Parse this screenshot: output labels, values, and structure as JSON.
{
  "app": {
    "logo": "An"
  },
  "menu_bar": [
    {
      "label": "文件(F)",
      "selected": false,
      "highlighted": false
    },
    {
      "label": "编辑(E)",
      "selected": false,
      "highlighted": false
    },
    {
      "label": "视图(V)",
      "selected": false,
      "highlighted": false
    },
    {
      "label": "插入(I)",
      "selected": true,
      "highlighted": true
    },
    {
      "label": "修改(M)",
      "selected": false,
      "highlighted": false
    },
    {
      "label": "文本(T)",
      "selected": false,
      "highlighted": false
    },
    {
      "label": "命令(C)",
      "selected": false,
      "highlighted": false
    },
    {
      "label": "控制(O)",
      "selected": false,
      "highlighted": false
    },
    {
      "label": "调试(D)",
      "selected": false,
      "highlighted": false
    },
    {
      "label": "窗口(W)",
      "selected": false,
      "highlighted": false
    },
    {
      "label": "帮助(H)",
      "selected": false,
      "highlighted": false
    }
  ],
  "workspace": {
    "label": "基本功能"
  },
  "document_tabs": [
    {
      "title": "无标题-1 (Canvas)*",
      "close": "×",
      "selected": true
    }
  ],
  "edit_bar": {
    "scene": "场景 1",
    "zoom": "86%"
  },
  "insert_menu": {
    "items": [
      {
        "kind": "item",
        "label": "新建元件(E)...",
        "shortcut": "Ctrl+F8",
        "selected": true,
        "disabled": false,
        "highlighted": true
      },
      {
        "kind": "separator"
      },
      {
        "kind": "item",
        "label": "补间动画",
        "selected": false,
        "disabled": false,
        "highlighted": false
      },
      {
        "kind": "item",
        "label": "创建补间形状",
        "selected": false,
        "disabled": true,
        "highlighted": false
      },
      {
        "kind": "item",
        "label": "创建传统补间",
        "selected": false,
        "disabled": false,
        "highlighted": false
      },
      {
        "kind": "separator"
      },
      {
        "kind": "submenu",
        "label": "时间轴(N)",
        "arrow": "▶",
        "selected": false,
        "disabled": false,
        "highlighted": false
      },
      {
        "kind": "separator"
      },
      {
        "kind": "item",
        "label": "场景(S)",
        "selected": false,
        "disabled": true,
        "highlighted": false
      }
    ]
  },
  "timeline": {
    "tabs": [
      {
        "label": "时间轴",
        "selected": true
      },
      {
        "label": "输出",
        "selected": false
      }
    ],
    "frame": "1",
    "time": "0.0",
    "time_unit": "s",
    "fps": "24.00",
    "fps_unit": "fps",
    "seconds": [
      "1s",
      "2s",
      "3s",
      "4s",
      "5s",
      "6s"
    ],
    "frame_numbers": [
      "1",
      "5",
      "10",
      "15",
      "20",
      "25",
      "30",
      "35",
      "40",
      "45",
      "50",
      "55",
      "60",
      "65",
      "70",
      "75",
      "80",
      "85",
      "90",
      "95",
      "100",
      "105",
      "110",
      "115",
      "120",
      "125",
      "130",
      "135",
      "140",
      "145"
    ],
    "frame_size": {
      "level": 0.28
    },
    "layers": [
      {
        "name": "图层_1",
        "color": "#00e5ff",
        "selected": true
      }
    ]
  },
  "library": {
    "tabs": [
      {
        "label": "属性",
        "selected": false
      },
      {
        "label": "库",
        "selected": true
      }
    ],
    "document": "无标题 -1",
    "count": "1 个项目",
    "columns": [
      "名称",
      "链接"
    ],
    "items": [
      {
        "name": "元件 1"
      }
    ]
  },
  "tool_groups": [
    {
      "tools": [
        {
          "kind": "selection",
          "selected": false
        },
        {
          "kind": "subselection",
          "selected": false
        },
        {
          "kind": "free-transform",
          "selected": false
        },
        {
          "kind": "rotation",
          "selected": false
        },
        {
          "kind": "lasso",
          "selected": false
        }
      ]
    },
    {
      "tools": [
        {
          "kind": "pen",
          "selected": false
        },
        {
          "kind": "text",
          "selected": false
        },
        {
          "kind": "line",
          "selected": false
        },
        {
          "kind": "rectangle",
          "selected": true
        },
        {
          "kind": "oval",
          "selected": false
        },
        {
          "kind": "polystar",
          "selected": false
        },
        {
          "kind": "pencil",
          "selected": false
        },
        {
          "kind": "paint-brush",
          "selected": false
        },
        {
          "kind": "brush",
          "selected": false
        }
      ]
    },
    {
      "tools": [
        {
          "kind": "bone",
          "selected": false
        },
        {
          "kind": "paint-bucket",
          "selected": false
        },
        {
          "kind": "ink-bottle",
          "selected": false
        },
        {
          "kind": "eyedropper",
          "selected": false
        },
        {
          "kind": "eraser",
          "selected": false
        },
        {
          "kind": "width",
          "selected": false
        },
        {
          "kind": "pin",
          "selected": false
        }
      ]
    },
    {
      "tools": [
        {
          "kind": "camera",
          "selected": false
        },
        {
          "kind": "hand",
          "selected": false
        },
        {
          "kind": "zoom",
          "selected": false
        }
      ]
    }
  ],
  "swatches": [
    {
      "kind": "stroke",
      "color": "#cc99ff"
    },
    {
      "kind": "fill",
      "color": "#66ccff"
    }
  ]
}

**********

Task requirements:
Go through the data and return every record exactly.

Final result:
Parse this screenshot: output labels, values, and structure as JSON.
{
  "app": {
    "logo": "An"
  },
  "menu_bar": [
    {
      "label": "文件(F)",
      "selected": false,
      "highlighted": false
    },
    {
      "label": "编辑(E)",
      "selected": false,
      "highlighted": false
    },
    {
      "label": "视图(V)",
      "selected": false,
      "highlighted": false
    },
    {
      "label": "插入(I)",
      "selected": true,
      "highlighted": true
    },
    {
      "label": "修改(M)",
      "selected": false,
      "highlighted": false
    },
    {
      "label": "文本(T)",
      "selected": false,
      "highlighted": false
    },
    {
      "label": "命令(C)",
      "selected": false,
      "highlighted": false
    },
    {
      "label": "控制(O)",
      "selected": false,
      "highlighted": false
    },
    {
      "label": "调试(D)",
      "selected": false,
      "highlighted": false
    },
    {
      "label": "窗口(W)",
      "selected": false,
      "highlighted": false
    },
    {
      "label": "帮助(H)",
      "selected": false,
      "highlighted": false
    }
  ],
  "workspace": {
    "label": "基本功能"
  },
  "document_tabs": [
    {
      "title": "无标题-1 (Canvas)*",
      "close": "×",
      "selected": true
    }
  ],
  "edit_bar": {
    "scene": "场景 1",
    "zoom": "86%"
  },
  "insert_menu": {
    "items": [
      {
        "kind": "item",
        "label": "新建元件(E)...",
        "shortcut": "Ctrl+F8",
        "selected": true,
        "disabled": false,
        "highlighted": true
      },
      {
        "kind": "separator"
      },
      {
        "kind": "item",
        "label": "补间动画",
        "selected": false,
        "disabled": false,
        "highlighted": false
      },
      {
        "kind": "item",
        "label": "创建补间形状",
        "selected": false,
        "disabled": true,
        "highlighted": false
      },
      {
        "kind": "item",
        "label": "创建传统补间",
        "selected": false,
        "disabled": false,
        "highlighted": false
      },
      {
        "kind": "separator"
      },
      {
        "kind": "submenu",
        "label": "时间轴(N)",
        "arrow": "▶",
        "selected": false,
        "disabled": false,
        "highlighted": false
      },
      {
        "kind": "separator"
      },
      {
        "kind": "item",
        "label": "场景(S)",
        "selected": false,
        "disabled": true,
        "highlighted": false
      }
    ]
  },
  "timeline": {
    "tabs": [
      {
        "label": "时间轴",
        "selected": true
      },
      {
        "label": "输出",
        "selected": false
      }
    ],
    "frame": "1",
    "time": "0.0",
    "time_unit": "s",
    "fps": "24.00",
    "fps_unit": "fps",
    "seconds": [
      "1s",
      "2s",
      "3s",
      "4s",
      "5s",
      "6s"
    ],
    "frame_numbers": [
      "1",
      "5",
      "10",
      "15",
      "20",
      "25",
      "30",
      "35",
      "40",
      "45",
      "50",
      "55",
      "60",
      "65",
      "70",
      "75",
      "80",
      "85",
      "90",
      "95",
      "100",
      "105",
      "110",
      "115",
      "120",
      "125",
      "130",
      "135",
      "140",
      "145"
    ],
    "frame_size": {
      "level": 0.28
    },
    "layers": [
      {
        "name": "图层_1",
        "color": "#00e5ff",
        "selected": true
      }
    ]
  },
  "library": {
    "tabs": [
      {
        "label": "属性",
        "selected": false
      },
      {
        "label": "库",
        "selected": true
      }
    ],
    "document": "无标题 -1",
    "count": "1 个项目",
    "columns": [
      "名称",
      "链接"
    ],
    "items": [
      {
        "name": "元件 1"
      }
    ]
  },
  "tool_groups": [
    {
      "tools": [
        {
          "kind": "selection",
          "selected": false
        },
        {
          "kind": "subselection",
          "selected": false
        },
        {
          "kind": "free-transform",
          "selected": false
        },
        {
          "kind": "rotation",
          "selected": false
        },
        {
          "kind": "lasso",
          "selected": false
        }
      ]
    },
    {
      "tools": [
        {
          "kind": "pen",
          "selected": false
        },
        {
          "kind": "text",
          "selected": false
        },
        {
          "kind": "line",
          "selected": false
        },
        {
          "kind": "rectangle",
          "selected": true
        },
        {
          "kind": "oval",
          "selected": false
        },
        {
          "kind": "polystar",
          "selected": false
        },
        {
          "kind": "pencil",
          "selected": false
        },
        {
          "kind": "paint-brush",
          "selected": false
        },
        {
          "kind": "brush",
          "selected": false
        }
      ]
    },
    {
      "tools": [
        {
          "kind": "bone",
          "selected": false
        },
        {
          "kind": "paint-bucket",
          "selected": false
        },
        {
          "kind": "ink-bottle",
          "selected": false
        },
        {
          "kind": "eyedropper",
          "selected": false
        },
        {
          "kind": "eraser",
          "selected": false
        },
        {
          "kind": "width",
          "selected": false
        },
        {
          "kind": "pin",
          "selected": false
        }
      ]
    },
    {
      "tools": [
        {
          "kind": "camera",
          "selected": false
        },
        {
          "kind": "hand",
          "selected": false
        },
        {
          "kind": "zoom",
          "selected": false
        }
      ]
    }
  ],
  "swatches": [
    {
      "kind": "stroke",
      "color": "#cc99ff"
    },
    {
      "kind": "fill",
      "color": "#66ccff"
    }
  ]
}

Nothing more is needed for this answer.